§ DIRECTIONS
Given the records below, set each one down again exactly as it reads.

[Stored data entries]

.....

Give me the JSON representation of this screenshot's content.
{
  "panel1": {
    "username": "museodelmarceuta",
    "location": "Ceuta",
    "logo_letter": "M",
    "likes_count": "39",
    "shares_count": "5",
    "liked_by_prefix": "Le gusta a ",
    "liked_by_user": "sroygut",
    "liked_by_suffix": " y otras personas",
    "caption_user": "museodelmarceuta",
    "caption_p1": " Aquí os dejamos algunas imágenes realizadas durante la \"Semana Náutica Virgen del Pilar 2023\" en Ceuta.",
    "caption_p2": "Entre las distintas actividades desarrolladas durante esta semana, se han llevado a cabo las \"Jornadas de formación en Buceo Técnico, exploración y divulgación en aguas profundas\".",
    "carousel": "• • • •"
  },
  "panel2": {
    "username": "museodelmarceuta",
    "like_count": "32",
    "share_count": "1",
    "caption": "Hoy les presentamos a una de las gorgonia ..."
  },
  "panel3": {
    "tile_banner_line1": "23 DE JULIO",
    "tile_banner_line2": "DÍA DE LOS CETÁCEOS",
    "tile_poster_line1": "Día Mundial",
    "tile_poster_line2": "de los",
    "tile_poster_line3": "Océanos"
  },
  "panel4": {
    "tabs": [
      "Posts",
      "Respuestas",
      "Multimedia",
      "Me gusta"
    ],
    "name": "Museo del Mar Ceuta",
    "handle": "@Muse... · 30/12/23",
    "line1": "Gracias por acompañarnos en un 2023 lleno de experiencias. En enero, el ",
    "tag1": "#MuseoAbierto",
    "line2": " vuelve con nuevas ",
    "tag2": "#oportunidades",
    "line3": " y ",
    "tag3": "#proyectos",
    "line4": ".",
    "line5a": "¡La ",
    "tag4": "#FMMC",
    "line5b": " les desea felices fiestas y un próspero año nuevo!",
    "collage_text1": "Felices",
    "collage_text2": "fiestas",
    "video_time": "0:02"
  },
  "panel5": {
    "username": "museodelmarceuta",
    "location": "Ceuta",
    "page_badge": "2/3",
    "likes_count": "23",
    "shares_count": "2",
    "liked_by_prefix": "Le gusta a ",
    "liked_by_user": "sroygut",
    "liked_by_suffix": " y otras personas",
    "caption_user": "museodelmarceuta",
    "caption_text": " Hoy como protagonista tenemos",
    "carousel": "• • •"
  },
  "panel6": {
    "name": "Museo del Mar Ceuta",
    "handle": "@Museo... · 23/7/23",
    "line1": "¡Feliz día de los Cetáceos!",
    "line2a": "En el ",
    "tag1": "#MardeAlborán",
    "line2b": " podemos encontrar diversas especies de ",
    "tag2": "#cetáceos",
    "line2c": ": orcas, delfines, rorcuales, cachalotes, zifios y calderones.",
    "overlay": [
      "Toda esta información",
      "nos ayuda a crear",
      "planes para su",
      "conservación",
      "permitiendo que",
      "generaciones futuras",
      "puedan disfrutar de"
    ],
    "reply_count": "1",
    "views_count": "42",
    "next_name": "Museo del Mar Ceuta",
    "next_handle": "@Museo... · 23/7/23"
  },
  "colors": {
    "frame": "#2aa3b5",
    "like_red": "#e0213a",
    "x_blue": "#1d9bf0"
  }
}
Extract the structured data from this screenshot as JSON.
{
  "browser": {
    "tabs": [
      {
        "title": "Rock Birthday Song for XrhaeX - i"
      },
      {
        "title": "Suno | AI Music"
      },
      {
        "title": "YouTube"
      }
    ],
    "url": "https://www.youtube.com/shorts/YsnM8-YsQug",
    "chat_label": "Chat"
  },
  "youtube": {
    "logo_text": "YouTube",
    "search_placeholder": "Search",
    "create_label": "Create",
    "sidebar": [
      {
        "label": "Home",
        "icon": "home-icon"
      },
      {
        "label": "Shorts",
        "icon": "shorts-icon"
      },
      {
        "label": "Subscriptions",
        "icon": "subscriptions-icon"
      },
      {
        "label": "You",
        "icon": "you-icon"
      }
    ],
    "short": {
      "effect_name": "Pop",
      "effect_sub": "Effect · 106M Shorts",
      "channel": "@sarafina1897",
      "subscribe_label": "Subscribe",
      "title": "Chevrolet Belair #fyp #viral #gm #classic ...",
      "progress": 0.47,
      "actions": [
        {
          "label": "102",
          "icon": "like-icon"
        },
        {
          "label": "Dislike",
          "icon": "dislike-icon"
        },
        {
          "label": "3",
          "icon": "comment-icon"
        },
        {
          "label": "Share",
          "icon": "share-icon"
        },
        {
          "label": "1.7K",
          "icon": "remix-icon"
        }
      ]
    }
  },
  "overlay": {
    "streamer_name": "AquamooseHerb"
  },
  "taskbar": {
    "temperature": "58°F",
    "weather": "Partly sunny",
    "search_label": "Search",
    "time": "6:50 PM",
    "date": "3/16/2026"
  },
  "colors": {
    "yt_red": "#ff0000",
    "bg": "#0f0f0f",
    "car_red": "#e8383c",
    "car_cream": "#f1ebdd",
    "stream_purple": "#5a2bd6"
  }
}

.....

§ RESULT
Give me the JSON representation of this screenshot's content.
{
  "panel1": {
    "username": "museodelmarceuta",
    "location": "Ceuta",
    "logo_letter": "M",
    "likes_count": "39",
    "shares_count": "5",
    "liked_by_prefix": "Le gusta a ",
    "liked_by_user": "sroygut",
    "liked_by_suffix": " y otras personas",
    "caption_user": "museodelmarceuta",
    "caption_p1": " Aquí os dejamos algunas imágenes realizadas durante la \"Semana Náutica Virgen del Pilar 2023\" en Ceuta.",
    "caption_p2": "Entre las distintas actividades desarrolladas durante esta semana, se han llevado a cabo las \"Jornadas de formación en Buceo Técnico, exploración y divulgación en aguas profundas\".",
    "carousel": "• • • •"
  },
  "panel2": {
    "username": "museodelmarceuta",
    "like_count": "32",
    "share_count": "1",
    "caption": "Hoy les presentamos a una de las gorgonia ..."
  },
  "panel3": {
    "tile_banner_line1": "23 DE JULIO",
    "tile_banner_line2": "DÍA DE LOS CETÁCEOS",
    "tile_poster_line1": "Día Mundial",
    "tile_poster_line2": "de los",
    "tile_poster_line3": "Océanos"
  },
  "panel4": {
    "tabs": [
      "Posts",
      "Respuestas",
      "Multimedia",
      "Me gusta"
    ],
    "name": "Museo del Mar Ceuta",
    "handle": "@Muse... · 30/12/23",
    "line1": "Gracias por acompañarnos en un 2023 lleno de experiencias. En enero, el ",
    "tag1": "#MuseoAbierto",
    "line2": " vuelve con nuevas ",
    "tag2": "#oportunidades",
    "line3": " y ",
    "tag3": "#proyectos",
    "line4": ".",
    "line5a": "¡La ",
    "tag4": "#FMMC",
    "line5b": " les desea felices fiestas y un próspero año nuevo!",
    "collage_text1": "Felices",
    "collage_text2": "fiestas",
    "video_time": "0:02"
  },
  "panel5": {
    "username": "museodelmarceuta",
    "location": "Ceuta",
    "page_badge": "2/3",
    "likes_count": "23",
    "shares_count": "2",
    "liked_by_prefix": "Le gusta a ",
    "liked_by_user": "sroygut",
    "liked_by_suffix": " y otras personas",
    "caption_user": "museodelmarceuta",
    "caption_text": " Hoy como protagonista tenemos",
    "carousel": "• • •"
  },
  "panel6": {
    "name": "Museo del Mar Ceuta",
    "handle": "@Museo... · 23/7/23",
    "line1": "¡Feliz día de los Cetáceos!",
    "line2a": "En el ",
    "tag1": "#MardeAlborán",
    "line2b": " podemos encontrar diversas especies de ",
    "tag2": "#cetáceos",
    "line2c": ": orcas, delfines, rorcuales, cachalotes, zifios y calderones.",
    "overlay": [
      "Toda esta información",
      "nos ayuda a crear",
      "planes para su",
      "conservación",
      "permitiendo que",
      "generaciones futuras",
      "puedan disfrutar de"
    ],
    "reply_count": "1",
    "views_count": "42",
    "next_name": "Museo del Mar Ceuta",
    "next_handle": "@Museo... · 23/7/23"
  },
  "colors": {
    "frame": "#2aa3b5",
    "like_red": "#e0213a",
    "x_blue": "#1d9bf0"
  }
}
Extract the structured data from this screenshot as JSON.
{
  "browser": {
    "tabs": [
      {
        "title": "Rock Birthday Song for XrhaeX - i"
      },
      {
        "title": "Suno | AI Music"
      },
      {
        "title": "YouTube"
      }
    ],
    "url": "https://www.youtube.com/shorts/YsnM8-YsQug",
    "chat_label": "Chat"
  },
  "youtube": {
    "logo_text": "YouTube",
    "search_placeholder": "Search",
    "create_label": "Create",
    "sidebar": [
      {
        "label": "Home",
        "icon": "home-icon"
      },
      {
        "label": "Shorts",
        "icon": "shorts-icon"
      },
      {
        "label": "Subscriptions",
        "icon": "subscriptions-icon"
      },
      {
        "label": "You",
        "icon": "you-icon"
      }
    ],
    "short": {
      "effect_name": "Pop",
      "effect_sub": "Effect · 106M Shorts",
      "channel": "@sarafina1897",
      "subscribe_label": "Subscribe",
      "title": "Chevrolet Belair #fyp #viral #gm #classic ...",
      "progress": 0.47,
      "actions": [
        {
          "label": "102",
          "icon": "like-icon"
        },
        {
          "label": "Dislike",
          "icon": "dislike-icon"
        },
        {
          "label": "3",
          "icon": "comment-icon"
        },
        {
          "label": "Share",
          "icon": "share-icon"
        },
        {
          "label": "1.7K",
          "icon": "remix-icon"
        }
      ]
    }
  },
  "overlay": {
    "streamer_name": "AquamooseHerb"
  },
  "taskbar": {
    "temperature": "58°F",
    "weather": "Partly sunny",
    "search_label": "Search",
    "time": "6:50 PM",
    "date": "3/16/2026"
  },
  "colors": {
    "yt_red": "#ff0000",
    "bg": "#0f0f0f",
    "car_red": "#e8383c",
    "car_cream": "#f1ebdd",
    "stream_purple": "#5a2bd6"
  }
}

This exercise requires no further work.